* [What you will do]:
In the records below, some lines contain "Oberfranken"; state the number of such lines and nothing else.

Page transcription dataset items:
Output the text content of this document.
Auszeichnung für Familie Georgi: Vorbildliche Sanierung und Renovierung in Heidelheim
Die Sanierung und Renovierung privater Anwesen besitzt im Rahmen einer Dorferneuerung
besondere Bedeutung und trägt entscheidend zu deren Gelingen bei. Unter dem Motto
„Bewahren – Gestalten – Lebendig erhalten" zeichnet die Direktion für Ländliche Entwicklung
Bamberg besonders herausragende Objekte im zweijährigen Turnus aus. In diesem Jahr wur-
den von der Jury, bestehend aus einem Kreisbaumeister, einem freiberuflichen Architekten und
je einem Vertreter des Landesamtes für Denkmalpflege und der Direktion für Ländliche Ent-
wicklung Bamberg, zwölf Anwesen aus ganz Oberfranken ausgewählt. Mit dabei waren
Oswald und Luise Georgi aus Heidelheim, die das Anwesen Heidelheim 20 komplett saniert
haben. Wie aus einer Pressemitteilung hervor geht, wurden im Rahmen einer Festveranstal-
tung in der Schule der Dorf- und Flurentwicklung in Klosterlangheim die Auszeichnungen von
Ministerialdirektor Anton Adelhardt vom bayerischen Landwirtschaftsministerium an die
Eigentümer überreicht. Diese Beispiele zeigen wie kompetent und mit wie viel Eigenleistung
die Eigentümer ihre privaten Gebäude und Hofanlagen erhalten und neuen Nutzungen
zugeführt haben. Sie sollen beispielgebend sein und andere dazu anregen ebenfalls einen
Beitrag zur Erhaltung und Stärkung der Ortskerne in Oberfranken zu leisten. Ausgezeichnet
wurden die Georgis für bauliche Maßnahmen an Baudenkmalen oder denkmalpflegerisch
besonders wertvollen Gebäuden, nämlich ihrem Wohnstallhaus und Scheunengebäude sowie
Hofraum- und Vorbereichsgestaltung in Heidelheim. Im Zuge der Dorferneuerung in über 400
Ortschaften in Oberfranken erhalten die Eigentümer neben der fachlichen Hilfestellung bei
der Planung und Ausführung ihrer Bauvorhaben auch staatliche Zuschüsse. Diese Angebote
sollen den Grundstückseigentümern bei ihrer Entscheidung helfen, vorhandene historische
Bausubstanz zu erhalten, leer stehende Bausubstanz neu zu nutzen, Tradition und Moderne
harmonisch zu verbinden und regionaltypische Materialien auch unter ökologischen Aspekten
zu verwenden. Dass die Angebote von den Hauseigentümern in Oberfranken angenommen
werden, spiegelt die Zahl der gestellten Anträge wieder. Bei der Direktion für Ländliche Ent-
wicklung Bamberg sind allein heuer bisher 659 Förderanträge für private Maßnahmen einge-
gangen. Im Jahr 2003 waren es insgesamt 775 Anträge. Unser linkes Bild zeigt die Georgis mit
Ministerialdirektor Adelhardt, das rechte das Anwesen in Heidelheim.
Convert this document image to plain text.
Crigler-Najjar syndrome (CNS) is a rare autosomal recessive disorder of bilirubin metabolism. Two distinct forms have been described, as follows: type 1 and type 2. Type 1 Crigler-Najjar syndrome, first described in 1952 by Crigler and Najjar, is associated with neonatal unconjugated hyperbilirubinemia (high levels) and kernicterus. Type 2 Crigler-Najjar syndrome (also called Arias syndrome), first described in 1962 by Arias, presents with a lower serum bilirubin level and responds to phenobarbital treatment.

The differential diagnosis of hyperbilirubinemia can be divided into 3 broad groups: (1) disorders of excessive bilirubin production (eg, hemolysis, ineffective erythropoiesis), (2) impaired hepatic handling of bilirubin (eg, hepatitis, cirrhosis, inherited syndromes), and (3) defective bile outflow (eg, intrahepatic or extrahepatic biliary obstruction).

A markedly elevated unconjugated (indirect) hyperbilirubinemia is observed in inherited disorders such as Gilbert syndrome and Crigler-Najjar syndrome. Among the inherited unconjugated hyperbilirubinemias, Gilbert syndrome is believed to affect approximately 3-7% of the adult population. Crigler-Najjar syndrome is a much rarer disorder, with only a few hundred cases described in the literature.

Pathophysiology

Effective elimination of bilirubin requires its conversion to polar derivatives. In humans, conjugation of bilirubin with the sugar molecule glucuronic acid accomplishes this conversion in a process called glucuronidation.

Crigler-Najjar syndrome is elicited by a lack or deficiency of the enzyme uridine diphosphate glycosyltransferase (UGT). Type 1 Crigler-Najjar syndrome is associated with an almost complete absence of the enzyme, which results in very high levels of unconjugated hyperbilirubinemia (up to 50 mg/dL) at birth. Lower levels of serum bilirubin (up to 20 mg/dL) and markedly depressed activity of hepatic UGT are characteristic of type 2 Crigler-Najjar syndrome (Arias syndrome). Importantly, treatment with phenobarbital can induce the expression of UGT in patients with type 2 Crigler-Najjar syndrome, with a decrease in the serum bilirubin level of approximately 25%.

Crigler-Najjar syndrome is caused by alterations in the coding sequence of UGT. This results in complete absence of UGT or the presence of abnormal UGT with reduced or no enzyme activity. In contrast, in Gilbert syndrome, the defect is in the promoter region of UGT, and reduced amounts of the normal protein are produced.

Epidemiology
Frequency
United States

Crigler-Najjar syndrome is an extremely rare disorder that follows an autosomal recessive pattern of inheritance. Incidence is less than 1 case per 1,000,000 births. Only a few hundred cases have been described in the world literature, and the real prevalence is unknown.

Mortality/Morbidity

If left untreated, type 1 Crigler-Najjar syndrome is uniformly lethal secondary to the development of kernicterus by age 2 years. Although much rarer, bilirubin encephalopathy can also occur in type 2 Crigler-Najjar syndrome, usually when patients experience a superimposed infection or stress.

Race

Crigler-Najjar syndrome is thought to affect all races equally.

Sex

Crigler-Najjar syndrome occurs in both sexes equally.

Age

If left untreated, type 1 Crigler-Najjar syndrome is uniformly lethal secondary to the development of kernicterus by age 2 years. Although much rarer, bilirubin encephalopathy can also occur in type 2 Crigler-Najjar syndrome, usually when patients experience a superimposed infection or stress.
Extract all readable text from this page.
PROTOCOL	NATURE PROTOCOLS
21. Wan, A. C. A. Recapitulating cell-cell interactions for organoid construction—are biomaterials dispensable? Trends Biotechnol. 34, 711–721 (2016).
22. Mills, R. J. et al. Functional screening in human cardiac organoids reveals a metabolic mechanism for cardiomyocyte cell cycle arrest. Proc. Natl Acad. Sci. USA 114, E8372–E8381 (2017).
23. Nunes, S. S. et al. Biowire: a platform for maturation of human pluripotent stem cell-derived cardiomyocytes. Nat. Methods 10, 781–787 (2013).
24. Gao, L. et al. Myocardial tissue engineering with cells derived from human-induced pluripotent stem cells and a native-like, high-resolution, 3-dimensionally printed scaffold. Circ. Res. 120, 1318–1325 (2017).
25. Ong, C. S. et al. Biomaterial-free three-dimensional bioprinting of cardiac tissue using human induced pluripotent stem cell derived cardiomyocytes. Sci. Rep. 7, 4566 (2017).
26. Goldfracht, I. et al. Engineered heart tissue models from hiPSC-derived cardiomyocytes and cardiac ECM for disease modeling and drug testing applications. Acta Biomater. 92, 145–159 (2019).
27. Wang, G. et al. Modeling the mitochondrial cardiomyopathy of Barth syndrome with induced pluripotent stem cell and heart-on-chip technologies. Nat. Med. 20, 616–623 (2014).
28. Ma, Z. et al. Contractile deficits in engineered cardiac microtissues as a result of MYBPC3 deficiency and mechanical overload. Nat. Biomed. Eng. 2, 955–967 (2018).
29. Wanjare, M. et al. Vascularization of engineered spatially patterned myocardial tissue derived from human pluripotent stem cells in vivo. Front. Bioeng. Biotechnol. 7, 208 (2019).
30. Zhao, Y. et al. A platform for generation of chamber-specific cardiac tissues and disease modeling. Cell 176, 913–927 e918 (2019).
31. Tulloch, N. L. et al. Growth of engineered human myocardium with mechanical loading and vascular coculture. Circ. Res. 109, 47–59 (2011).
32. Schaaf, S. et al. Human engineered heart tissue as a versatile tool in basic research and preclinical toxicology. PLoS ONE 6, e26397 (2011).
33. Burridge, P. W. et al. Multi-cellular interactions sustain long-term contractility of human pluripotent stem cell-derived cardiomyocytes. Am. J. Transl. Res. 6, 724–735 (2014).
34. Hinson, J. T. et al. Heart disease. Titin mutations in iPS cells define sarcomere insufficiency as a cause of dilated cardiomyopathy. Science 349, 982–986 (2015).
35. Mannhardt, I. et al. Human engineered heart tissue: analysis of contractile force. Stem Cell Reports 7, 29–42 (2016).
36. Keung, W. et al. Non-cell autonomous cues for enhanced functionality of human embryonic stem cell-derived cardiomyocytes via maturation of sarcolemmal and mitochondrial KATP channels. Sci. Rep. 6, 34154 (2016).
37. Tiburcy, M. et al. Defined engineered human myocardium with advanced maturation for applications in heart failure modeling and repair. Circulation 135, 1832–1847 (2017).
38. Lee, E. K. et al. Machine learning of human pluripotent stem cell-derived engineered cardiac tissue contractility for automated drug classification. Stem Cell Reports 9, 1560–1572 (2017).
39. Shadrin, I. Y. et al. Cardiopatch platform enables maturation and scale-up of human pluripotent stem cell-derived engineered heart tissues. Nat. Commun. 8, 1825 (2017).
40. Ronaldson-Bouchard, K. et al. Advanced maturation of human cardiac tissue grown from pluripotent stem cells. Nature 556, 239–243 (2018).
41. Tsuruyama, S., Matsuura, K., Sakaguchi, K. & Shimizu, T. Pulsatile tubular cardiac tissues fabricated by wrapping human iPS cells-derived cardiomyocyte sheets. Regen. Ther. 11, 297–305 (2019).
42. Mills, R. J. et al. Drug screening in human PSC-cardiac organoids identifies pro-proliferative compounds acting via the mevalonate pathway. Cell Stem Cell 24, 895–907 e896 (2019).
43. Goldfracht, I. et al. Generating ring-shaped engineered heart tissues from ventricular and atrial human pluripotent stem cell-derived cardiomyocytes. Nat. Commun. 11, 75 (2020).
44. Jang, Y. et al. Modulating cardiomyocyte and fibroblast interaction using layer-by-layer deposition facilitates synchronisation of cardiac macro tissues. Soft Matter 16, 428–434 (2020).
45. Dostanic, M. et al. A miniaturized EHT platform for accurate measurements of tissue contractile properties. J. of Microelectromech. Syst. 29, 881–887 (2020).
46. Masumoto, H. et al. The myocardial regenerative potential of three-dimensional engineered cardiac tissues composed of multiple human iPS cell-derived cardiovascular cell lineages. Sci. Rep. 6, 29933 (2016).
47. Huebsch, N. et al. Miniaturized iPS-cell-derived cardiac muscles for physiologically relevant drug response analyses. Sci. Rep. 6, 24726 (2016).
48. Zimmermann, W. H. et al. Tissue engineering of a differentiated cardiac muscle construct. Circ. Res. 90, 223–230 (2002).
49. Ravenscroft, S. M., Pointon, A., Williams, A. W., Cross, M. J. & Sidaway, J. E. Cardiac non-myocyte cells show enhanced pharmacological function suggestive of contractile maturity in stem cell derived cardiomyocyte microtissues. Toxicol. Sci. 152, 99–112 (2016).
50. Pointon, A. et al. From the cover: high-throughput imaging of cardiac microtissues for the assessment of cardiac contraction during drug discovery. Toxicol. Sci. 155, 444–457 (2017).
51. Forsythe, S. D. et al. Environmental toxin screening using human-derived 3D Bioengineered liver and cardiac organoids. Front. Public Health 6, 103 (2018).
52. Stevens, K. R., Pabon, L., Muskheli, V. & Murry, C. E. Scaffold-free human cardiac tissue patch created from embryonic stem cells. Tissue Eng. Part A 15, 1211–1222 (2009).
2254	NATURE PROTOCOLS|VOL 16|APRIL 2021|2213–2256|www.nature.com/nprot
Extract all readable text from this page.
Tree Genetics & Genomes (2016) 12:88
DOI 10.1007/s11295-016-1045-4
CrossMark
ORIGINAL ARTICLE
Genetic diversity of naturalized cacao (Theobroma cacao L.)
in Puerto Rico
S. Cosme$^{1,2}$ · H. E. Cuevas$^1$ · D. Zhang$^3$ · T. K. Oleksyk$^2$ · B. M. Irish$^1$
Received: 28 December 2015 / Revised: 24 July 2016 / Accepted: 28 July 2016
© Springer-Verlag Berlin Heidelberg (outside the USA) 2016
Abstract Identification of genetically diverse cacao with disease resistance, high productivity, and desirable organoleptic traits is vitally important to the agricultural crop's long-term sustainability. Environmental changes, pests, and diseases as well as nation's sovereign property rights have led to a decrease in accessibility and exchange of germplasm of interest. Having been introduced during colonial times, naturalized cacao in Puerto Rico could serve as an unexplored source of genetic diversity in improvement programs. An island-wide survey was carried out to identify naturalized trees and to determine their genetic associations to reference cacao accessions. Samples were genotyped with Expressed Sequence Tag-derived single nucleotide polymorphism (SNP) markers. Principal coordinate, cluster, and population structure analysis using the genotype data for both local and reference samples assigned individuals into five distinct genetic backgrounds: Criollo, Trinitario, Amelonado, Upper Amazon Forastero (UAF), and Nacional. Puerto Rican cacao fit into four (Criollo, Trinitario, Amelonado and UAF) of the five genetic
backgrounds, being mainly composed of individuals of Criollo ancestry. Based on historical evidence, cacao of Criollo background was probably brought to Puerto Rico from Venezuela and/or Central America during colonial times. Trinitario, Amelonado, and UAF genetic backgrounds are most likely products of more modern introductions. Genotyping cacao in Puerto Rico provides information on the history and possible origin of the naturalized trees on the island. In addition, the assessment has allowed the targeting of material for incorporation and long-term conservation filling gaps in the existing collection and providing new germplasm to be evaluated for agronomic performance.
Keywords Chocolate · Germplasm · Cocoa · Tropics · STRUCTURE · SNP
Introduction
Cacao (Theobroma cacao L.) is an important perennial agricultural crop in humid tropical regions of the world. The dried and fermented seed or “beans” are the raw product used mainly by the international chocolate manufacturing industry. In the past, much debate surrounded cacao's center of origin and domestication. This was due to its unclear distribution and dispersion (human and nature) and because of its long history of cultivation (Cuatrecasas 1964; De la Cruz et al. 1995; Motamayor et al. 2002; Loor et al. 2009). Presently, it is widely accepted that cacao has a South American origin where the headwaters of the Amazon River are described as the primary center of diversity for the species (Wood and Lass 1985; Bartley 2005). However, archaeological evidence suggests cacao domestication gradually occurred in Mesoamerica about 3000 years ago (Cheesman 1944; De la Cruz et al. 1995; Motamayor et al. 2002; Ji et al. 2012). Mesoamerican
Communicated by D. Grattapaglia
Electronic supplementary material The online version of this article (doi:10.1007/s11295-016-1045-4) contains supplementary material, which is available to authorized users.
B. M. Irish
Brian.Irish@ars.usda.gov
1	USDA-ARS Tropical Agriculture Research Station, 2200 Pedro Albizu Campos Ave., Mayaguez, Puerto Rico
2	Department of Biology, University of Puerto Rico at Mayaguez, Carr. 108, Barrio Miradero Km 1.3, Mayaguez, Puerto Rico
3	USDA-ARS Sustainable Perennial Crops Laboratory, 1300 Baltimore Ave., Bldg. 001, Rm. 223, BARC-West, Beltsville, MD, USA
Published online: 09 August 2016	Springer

* [Answer section]:
4